— Begin Extracted information —

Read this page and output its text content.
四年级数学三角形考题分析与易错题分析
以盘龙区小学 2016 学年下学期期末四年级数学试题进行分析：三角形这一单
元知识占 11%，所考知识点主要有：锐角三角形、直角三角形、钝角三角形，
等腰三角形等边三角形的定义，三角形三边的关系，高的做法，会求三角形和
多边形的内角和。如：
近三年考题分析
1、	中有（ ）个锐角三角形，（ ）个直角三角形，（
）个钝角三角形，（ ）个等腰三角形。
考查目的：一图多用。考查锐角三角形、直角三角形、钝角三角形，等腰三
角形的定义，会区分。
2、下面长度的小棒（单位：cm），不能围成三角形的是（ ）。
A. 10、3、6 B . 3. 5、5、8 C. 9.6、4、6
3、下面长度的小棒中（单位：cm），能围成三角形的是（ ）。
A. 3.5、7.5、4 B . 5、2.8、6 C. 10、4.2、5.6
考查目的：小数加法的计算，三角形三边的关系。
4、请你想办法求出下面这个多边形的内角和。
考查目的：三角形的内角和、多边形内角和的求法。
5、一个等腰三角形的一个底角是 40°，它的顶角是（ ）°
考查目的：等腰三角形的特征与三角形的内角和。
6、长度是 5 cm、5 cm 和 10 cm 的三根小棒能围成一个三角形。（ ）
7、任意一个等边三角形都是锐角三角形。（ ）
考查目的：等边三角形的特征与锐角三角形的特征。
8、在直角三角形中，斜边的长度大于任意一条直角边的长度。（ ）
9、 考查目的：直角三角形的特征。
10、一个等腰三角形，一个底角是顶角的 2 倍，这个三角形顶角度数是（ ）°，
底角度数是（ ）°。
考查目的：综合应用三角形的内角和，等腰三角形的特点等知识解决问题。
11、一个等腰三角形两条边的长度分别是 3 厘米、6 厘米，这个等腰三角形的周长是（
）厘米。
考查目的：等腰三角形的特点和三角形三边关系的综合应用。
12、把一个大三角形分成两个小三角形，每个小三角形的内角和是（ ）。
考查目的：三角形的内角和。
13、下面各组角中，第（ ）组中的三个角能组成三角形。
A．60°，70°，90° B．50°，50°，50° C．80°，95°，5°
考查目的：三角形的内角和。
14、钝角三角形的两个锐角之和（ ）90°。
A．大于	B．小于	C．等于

— End Extracted information —

▶ [Work instructions]: Copy every line that contains the string "三角形三边的关系".

▶ [Solution]:
等腰三角形等边三角形的定义，三角形三边的关系，高的做法，会求三角形和
考查目的：小数加法的计算，三角形三边的关系。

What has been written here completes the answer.